■ Excerpted data

^^^^^^^^

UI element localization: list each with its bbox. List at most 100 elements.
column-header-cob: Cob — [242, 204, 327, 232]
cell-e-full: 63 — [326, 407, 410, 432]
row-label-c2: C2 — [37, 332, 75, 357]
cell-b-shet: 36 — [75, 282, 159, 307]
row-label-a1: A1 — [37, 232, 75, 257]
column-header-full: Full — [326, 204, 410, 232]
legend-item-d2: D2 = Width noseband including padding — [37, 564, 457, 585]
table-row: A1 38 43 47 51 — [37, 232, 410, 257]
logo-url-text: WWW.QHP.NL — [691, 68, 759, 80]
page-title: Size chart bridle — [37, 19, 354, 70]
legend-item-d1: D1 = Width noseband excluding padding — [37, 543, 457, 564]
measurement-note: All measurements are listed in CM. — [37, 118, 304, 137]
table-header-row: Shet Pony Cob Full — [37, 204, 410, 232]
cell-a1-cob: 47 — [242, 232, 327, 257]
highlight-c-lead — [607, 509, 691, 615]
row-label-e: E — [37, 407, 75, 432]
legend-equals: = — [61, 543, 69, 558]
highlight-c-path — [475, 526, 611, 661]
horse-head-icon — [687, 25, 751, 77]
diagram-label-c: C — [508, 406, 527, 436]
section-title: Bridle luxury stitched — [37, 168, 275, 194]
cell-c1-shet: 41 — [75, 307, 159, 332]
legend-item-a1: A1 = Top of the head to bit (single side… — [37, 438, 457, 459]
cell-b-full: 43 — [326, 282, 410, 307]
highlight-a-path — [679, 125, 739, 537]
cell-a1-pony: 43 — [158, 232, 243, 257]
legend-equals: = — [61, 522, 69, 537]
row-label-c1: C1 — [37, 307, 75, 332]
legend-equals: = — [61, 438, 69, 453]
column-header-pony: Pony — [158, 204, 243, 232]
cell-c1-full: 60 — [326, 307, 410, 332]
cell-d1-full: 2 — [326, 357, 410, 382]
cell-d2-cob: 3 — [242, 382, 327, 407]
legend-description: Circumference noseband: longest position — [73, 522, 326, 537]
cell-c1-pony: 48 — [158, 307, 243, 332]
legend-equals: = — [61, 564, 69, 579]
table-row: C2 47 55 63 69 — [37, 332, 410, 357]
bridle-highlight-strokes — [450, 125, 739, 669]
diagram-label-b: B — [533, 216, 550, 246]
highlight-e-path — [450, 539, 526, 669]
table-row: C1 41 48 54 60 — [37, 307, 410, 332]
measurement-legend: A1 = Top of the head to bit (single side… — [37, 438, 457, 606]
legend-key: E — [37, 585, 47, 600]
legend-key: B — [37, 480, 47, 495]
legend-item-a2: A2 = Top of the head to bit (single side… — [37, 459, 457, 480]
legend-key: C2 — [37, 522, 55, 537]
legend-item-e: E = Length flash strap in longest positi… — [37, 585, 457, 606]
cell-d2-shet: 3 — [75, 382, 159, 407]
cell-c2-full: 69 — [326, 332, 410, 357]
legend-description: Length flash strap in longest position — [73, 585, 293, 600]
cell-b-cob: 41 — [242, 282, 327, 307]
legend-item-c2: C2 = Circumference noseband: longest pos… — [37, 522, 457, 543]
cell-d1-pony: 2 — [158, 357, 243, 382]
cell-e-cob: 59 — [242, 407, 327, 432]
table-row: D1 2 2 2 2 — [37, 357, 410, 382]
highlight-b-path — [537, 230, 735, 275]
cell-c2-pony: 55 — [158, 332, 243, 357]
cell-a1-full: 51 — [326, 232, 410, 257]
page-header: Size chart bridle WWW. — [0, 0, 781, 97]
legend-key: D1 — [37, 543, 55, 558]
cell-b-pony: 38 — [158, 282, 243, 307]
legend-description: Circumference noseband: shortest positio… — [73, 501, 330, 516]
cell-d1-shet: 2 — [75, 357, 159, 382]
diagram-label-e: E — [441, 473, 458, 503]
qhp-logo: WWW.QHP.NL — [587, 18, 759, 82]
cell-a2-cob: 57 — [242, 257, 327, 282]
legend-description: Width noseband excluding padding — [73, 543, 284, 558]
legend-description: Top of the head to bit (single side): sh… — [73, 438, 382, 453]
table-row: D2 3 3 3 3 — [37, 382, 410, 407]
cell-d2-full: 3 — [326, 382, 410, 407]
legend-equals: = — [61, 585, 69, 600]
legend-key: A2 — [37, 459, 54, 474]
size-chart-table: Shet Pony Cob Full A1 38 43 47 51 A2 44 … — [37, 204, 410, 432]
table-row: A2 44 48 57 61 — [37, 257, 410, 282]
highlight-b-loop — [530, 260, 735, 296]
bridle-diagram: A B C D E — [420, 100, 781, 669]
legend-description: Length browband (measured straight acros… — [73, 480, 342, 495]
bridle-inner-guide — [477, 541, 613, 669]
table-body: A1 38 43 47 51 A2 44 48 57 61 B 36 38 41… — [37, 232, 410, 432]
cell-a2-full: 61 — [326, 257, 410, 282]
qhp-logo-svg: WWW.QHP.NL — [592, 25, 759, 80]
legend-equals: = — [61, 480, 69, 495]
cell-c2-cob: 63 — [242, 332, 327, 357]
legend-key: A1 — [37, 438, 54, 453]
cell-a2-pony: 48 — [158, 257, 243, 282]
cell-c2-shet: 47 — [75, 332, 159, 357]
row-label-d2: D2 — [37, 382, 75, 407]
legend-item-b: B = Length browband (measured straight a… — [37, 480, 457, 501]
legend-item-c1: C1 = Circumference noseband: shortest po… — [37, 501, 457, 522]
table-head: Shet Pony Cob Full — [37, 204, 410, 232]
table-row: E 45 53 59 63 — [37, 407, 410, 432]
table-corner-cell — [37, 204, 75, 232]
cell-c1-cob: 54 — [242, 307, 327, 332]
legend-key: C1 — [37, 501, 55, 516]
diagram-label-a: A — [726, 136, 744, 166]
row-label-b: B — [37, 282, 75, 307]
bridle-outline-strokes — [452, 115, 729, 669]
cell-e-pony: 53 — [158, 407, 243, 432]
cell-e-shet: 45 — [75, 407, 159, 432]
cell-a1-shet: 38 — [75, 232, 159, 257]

^^^^^^^^

Rewrite all of the lines above as a Markdown table with the columns "No." and "Line", giving each line its own numbered row and leaving out any blank lines.

| No. | Line |
|---|---|
| 1 | UI element localization: list each with its bbox. List at most 100 elements. |
| 2 | column-header-cob: Cob — [242, 204, 327, 232] |
| 3 | cell-e-full: 63 — [326, 407, 410, 432] |
| 4 | row-label-c2: C2 — [37, 332, 75, 357] |
| 5 | cell-b-shet: 36 — [75, 282, 159, 307] |
| 6 | row-label-a1: A1 — [37, 232, 75, 257] |
| 7 | column-header-full: Full — [326, 204, 410, 232] |
| 8 | legend-item-d2: D2 = Width noseband including padding — [37, 564, 457, 585] |
| 9 | table-row: A1 38 43 47 51 — [37, 232, 410, 257] |
| 10 | logo-url-text: WWW.QHP.NL — [691, 68, 759, 80] |
| 11 | page-title: Size chart bridle — [37, 19, 354, 70] |
| 12 | legend-item-d1: D1 = Width noseband excluding padding — [37, 543, 457, 564] |
| 13 | measurement-note: All measurements are listed in CM. — [37, 118, 304, 137] |
| 14 | table-header-row: Shet Pony Cob Full — [37, 204, 410, 232] |
| 15 | cell-a1-cob: 47 — [242, 232, 327, 257] |
| 16 | highlight-c-lead — [607, 509, 691, 615] |
| 17 | row-label-e: E — [37, 407, 75, 432] |
| 18 | legend-equals: = — [61, 543, 69, 558] |
| 19 | highlight-c-path — [475, 526, 611, 661] |
| 20 | horse-head-icon — [687, 25, 751, 77] |
| 21 | diagram-label-c: C — [508, 406, 527, 436] |
| 22 | section-title: Bridle luxury stitched — [37, 168, 275, 194] |
| 23 | cell-c1-shet: 41 — [75, 307, 159, 332] |
| 24 | legend-item-a1: A1 = Top of the head to bit (single side… — [37, 438, 457, 459] |
| 25 | cell-b-full: 43 — [326, 282, 410, 307] |
| 26 | highlight-a-path — [679, 125, 739, 537] |
| 27 | cell-a1-pony: 43 — [158, 232, 243, 257] |
| 28 | legend-equals: = — [61, 522, 69, 537] |
| 29 | row-label-c1: C1 — [37, 307, 75, 332] |
| 30 | legend-equals: = — [61, 438, 69, 453] |
| 31 | column-header-pony: Pony — [158, 204, 243, 232] |
| 32 | cell-c1-full: 60 — [326, 307, 410, 332] |
| 33 | cell-d1-full: 2 — [326, 357, 410, 382] |
| 34 | cell-d2-cob: 3 — [242, 382, 327, 407] |
| 35 | legend-description: Circumference noseband: longest position — [73, 522, 326, 537] |
| 36 | cell-c1-pony: 48 — [158, 307, 243, 332] |
| 37 | legend-equals: = — [61, 564, 69, 579] |
| 38 | table-row: C2 47 55 63 69 — [37, 332, 410, 357] |
| 39 | bridle-highlight-strokes — [450, 125, 739, 669] |
| 40 | diagram-label-b: B — [533, 216, 550, 246] |
| 41 | highlight-e-path — [450, 539, 526, 669] |
| 42 | table-row: C1 41 48 54 60 — [37, 307, 410, 332] |
| 43 | measurement-legend: A1 = Top of the head to bit (single side… — [37, 438, 457, 606] |
| 44 | legend-key: E — [37, 585, 47, 600] |
| 45 | legend-key: B — [37, 480, 47, 495] |
| 46 | legend-item-a2: A2 = Top of the head to bit (single side… — [37, 459, 457, 480] |
| 47 | legend-key: C2 — [37, 522, 55, 537] |
| 48 | legend-item-e: E = Length flash strap in longest positi… — [37, 585, 457, 606] |
| 49 | cell-d2-shet: 3 — [75, 382, 159, 407] |
| 50 | cell-c2-full: 69 — [326, 332, 410, 357] |
| 51 | legend-description: Length flash strap in longest position — [73, 585, 293, 600] |
| 52 | cell-b-cob: 41 — [242, 282, 327, 307] |
| 53 | legend-item-c2: C2 = Circumference noseband: longest pos… — [37, 522, 457, 543] |
| 54 | cell-d1-pony: 2 — [158, 357, 243, 382] |
| 55 | cell-e-cob: 59 — [242, 407, 327, 432] |
| 56 | table-row: D1 2 2 2 2 — [37, 357, 410, 382] |
| 57 | highlight-b-path — [537, 230, 735, 275] |
| 58 | cell-c2-pony: 55 — [158, 332, 243, 357] |
| 59 | cell-a1-full: 51 — [326, 232, 410, 257] |
| 60 | page-header: Size chart bridle WWW. — [0, 0, 781, 97] |
| 61 | legend-key: D1 — [37, 543, 55, 558] |
| 62 | cell-b-pony: 38 — [158, 282, 243, 307] |
| 63 | legend-description: Circumference noseband: shortest positio… — [73, 501, 330, 516] |
| 64 | cell-d1-shet: 2 — [75, 357, 159, 382] |
| 65 | diagram-label-e: E — [441, 473, 458, 503] |
| 66 | qhp-logo: WWW.QHP.NL — [587, 18, 759, 82] |
| 67 | cell-a2-cob: 57 — [242, 257, 327, 282] |
| 68 | legend-description: Width noseband excluding padding — [73, 543, 284, 558] |
| 69 | legend-description: Top of the head to bit (single side): sh… — [73, 438, 382, 453] |
| 70 | table-row: D2 3 3 3 3 — [37, 382, 410, 407] |
| 71 | cell-d2-full: 3 — [326, 382, 410, 407] |
| 72 | legend-equals: = — [61, 585, 69, 600] |
| 73 | legend-key: A2 — [37, 459, 54, 474] |
| 74 | size-chart-table: Shet Pony Cob Full A1 38 43 47 51 A2 44 … — [37, 204, 410, 432] |
| 75 | table-row: A2 44 48 57 61 — [37, 257, 410, 282] |
| 76 | highlight-b-loop — [530, 260, 735, 296] |
| 77 | bridle-diagram: A B C D E — [420, 100, 781, 669] |
| 78 | legend-description: Length browband (measured straight acros… — [73, 480, 342, 495] |
| 79 | bridle-inner-guide — [477, 541, 613, 669] |
| 80 | table-body: A1 38 43 47 51 A2 44 48 57 61 B 36 38 41… — [37, 232, 410, 432] |
| 81 | cell-a2-full: 61 — [326, 257, 410, 282] |
| 82 | qhp-logo-svg: WWW.QHP.NL — [592, 25, 759, 80] |
| 83 | legend-equals: = — [61, 480, 69, 495] |
| 84 | cell-c2-cob: 63 — [242, 332, 327, 357] |
| 85 | legend-key: A1 — [37, 438, 54, 453] |
| 86 | cell-a2-pony: 48 — [158, 257, 243, 282] |
| 87 | cell-c2-shet: 47 — [75, 332, 159, 357] |
| 88 | row-label-d2: D2 — [37, 382, 75, 407] |
| 89 | legend-item-b: B = Length browband (measured straight a… — [37, 480, 457, 501] |
| 90 | legend-item-c1: C1 = Circumference noseband: shortest po… — [37, 501, 457, 522] |
| 91 | table-head: Shet Pony Cob Full — [37, 204, 410, 232] |
| 92 | table-row: E 45 53 59 63 — [37, 407, 410, 432] |
| 93 | table-corner-cell — [37, 204, 75, 232] |
| 94 | cell-c1-cob: 54 — [242, 307, 327, 332] |
| 95 | legend-key: C1 — [37, 501, 55, 516] |
| 96 | diagram-label-a: A — [726, 136, 744, 166] |
| 97 | row-label-b: B — [37, 282, 75, 307] |
| 98 | bridle-outline-strokes — [452, 115, 729, 669] |
| 99 | cell-e-pony: 53 — [158, 407, 243, 432] |
| 100 | cell-e-shet: 45 — [75, 407, 159, 432] |
| 101 | cell-a1-shet: 38 — [75, 232, 159, 257] |